Data excerpts
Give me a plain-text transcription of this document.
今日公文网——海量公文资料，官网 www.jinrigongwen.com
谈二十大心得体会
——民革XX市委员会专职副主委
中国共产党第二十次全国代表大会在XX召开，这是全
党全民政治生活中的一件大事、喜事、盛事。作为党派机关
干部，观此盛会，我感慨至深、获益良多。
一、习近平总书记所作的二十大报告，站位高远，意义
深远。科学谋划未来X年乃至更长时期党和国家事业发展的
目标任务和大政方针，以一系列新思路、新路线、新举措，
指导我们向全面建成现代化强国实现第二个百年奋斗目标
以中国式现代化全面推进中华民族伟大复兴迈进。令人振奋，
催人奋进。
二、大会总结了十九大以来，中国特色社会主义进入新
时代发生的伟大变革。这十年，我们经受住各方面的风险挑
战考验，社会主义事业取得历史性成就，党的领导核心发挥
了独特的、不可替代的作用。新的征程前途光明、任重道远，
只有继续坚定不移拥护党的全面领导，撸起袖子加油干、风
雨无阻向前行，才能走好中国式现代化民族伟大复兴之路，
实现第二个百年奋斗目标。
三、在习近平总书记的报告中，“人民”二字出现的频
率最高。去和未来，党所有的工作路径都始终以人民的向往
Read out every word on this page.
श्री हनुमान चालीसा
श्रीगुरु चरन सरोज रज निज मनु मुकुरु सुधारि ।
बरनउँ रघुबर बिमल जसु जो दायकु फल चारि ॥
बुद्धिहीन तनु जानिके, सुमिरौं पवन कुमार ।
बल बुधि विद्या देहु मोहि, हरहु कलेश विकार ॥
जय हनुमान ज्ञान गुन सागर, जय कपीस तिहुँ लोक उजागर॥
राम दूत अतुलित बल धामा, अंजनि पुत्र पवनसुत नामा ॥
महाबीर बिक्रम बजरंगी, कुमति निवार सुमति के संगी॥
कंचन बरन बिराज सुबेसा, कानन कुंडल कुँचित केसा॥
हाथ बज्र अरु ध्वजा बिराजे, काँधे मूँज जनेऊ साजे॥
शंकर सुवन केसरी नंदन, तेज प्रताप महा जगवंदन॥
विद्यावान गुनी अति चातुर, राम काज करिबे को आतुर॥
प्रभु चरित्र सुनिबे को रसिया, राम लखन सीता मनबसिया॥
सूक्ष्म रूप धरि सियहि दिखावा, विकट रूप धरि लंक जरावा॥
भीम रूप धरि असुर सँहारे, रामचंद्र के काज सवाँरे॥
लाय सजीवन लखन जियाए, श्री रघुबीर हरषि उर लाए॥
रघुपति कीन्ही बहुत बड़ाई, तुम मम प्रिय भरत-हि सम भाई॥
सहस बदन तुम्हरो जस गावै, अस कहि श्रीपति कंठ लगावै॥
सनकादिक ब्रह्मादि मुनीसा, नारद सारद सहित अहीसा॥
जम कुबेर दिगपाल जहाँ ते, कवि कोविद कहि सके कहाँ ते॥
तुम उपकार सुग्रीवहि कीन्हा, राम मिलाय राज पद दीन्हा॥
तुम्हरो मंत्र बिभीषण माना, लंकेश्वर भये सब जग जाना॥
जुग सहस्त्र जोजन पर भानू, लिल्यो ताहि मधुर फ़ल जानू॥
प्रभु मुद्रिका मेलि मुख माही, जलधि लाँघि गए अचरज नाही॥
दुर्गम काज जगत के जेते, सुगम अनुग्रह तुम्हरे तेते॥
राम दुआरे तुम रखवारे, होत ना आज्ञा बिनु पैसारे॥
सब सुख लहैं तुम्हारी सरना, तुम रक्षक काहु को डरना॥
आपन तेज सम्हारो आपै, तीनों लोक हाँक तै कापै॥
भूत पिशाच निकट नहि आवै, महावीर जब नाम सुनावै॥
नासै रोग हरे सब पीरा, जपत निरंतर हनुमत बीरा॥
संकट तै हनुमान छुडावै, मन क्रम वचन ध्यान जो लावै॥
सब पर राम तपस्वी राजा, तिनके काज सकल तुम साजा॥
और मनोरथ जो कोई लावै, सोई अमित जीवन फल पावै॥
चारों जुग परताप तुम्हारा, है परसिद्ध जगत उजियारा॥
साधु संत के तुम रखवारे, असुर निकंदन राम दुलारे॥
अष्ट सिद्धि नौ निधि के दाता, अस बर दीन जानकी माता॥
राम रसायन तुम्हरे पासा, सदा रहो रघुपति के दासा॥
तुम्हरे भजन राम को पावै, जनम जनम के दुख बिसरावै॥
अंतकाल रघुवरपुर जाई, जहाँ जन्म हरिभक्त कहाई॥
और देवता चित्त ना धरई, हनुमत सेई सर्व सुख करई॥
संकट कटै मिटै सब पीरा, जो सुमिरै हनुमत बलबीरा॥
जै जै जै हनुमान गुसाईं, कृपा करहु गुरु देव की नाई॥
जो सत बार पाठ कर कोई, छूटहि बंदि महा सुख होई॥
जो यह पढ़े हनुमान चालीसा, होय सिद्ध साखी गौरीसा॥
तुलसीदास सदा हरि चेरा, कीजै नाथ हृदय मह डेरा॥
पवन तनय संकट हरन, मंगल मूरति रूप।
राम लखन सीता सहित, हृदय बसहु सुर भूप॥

### Task prompt
Write out the full set of records exactly as given.

### Exercise result
Give me a plain-text transcription of this document.
今日公文网——海量公文资料，官网 www.jinrigongwen.com
谈二十大心得体会
——民革XX市委员会专职副主委
中国共产党第二十次全国代表大会在XX召开，这是全
党全民政治生活中的一件大事、喜事、盛事。作为党派机关
干部，观此盛会，我感慨至深、获益良多。
一、习近平总书记所作的二十大报告，站位高远，意义
深远。科学谋划未来X年乃至更长时期党和国家事业发展的
目标任务和大政方针，以一系列新思路、新路线、新举措，
指导我们向全面建成现代化强国实现第二个百年奋斗目标
以中国式现代化全面推进中华民族伟大复兴迈进。令人振奋，
催人奋进。
二、大会总结了十九大以来，中国特色社会主义进入新
时代发生的伟大变革。这十年，我们经受住各方面的风险挑
战考验，社会主义事业取得历史性成就，党的领导核心发挥
了独特的、不可替代的作用。新的征程前途光明、任重道远，
只有继续坚定不移拥护党的全面领导，撸起袖子加油干、风
雨无阻向前行，才能走好中国式现代化民族伟大复兴之路，
实现第二个百年奋斗目标。
三、在习近平总书记的报告中，“人民”二字出现的频
率最高。去和未来，党所有的工作路径都始终以人民的向往
Read out every word on this page.
श्री हनुमान चालीसा
श्रीगुरु चरन सरोज रज निज मनु मुकुरु सुधारि ।
बरनउँ रघुबर बिमल जसु जो दायकु फल चारि ॥
बुद्धिहीन तनु जानिके, सुमिरौं पवन कुमार ।
बल बुधि विद्या देहु मोहि, हरहु कलेश विकार ॥
जय हनुमान ज्ञान गुन सागर, जय कपीस तिहुँ लोक उजागर॥
राम दूत अतुलित बल धामा, अंजनि पुत्र पवनसुत नामा ॥
महाबीर बिक्रम बजरंगी, कुमति निवार सुमति के संगी॥
कंचन बरन बिराज सुबेसा, कानन कुंडल कुँचित केसा॥
हाथ बज्र अरु ध्वजा बिराजे, काँधे मूँज जनेऊ साजे॥
शंकर सुवन केसरी नंदन, तेज प्रताप महा जगवंदन॥
विद्यावान गुनी अति चातुर, राम काज करिबे को आतुर॥
प्रभु चरित्र सुनिबे को रसिया, राम लखन सीता मनबसिया॥
सूक्ष्म रूप धरि सियहि दिखावा, विकट रूप धरि लंक जरावा॥
भीम रूप धरि असुर सँहारे, रामचंद्र के काज सवाँरे॥
लाय सजीवन लखन जियाए, श्री रघुबीर हरषि उर लाए॥
रघुपति कीन्ही बहुत बड़ाई, तुम मम प्रिय भरत-हि सम भाई॥
सहस बदन तुम्हरो जस गावै, अस कहि श्रीपति कंठ लगावै॥
सनकादिक ब्रह्मादि मुनीसा, नारद सारद सहित अहीसा॥
जम कुबेर दिगपाल जहाँ ते, कवि कोविद कहि सके कहाँ ते॥
तुम उपकार सुग्रीवहि कीन्हा, राम मिलाय राज पद दीन्हा॥
तुम्हरो मंत्र बिभीषण माना, लंकेश्वर भये सब जग जाना॥
जुग सहस्त्र जोजन पर भानू, लिल्यो ताहि मधुर फ़ल जानू॥
प्रभु मुद्रिका मेलि मुख माही, जलधि लाँघि गए अचरज नाही॥
दुर्गम काज जगत के जेते, सुगम अनुग्रह तुम्हरे तेते॥
राम दुआरे तुम रखवारे, होत ना आज्ञा बिनु पैसारे॥
सब सुख लहैं तुम्हारी सरना, तुम रक्षक काहु को डरना॥
आपन तेज सम्हारो आपै, तीनों लोक हाँक तै कापै॥
भूत पिशाच निकट नहि आवै, महावीर जब नाम सुनावै॥
नासै रोग हरे सब पीरा, जपत निरंतर हनुमत बीरा॥
संकट तै हनुमान छुडावै, मन क्रम वचन ध्यान जो लावै॥
सब पर राम तपस्वी राजा, तिनके काज सकल तुम साजा॥
और मनोरथ जो कोई लावै, सोई अमित जीवन फल पावै॥
चारों जुग परताप तुम्हारा, है परसिद्ध जगत उजियारा॥
साधु संत के तुम रखवारे, असुर निकंदन राम दुलारे॥
अष्ट सिद्धि नौ निधि के दाता, अस बर दीन जानकी माता॥
राम रसायन तुम्हरे पासा, सदा रहो रघुपति के दासा॥
तुम्हरे भजन राम को पावै, जनम जनम के दुख बिसरावै॥
अंतकाल रघुवरपुर जाई, जहाँ जन्म हरिभक्त कहाई॥
और देवता चित्त ना धरई, हनुमत सेई सर्व सुख करई॥
संकट कटै मिटै सब पीरा, जो सुमिरै हनुमत बलबीरा॥
जै जै जै हनुमान गुसाईं, कृपा करहु गुरु देव की नाई॥
जो सत बार पाठ कर कोई, छूटहि बंदि महा सुख होई॥
जो यह पढ़े हनुमान चालीसा, होय सिद्ध साखी गौरीसा॥
तुलसीदास सदा हरि चेरा, कीजै नाथ हृदय मह डेरा॥
पवन तनय संकट हरन, मंगल मूरति रूप।
राम लखन सीता सहित, हृदय बसहु सुर भूप॥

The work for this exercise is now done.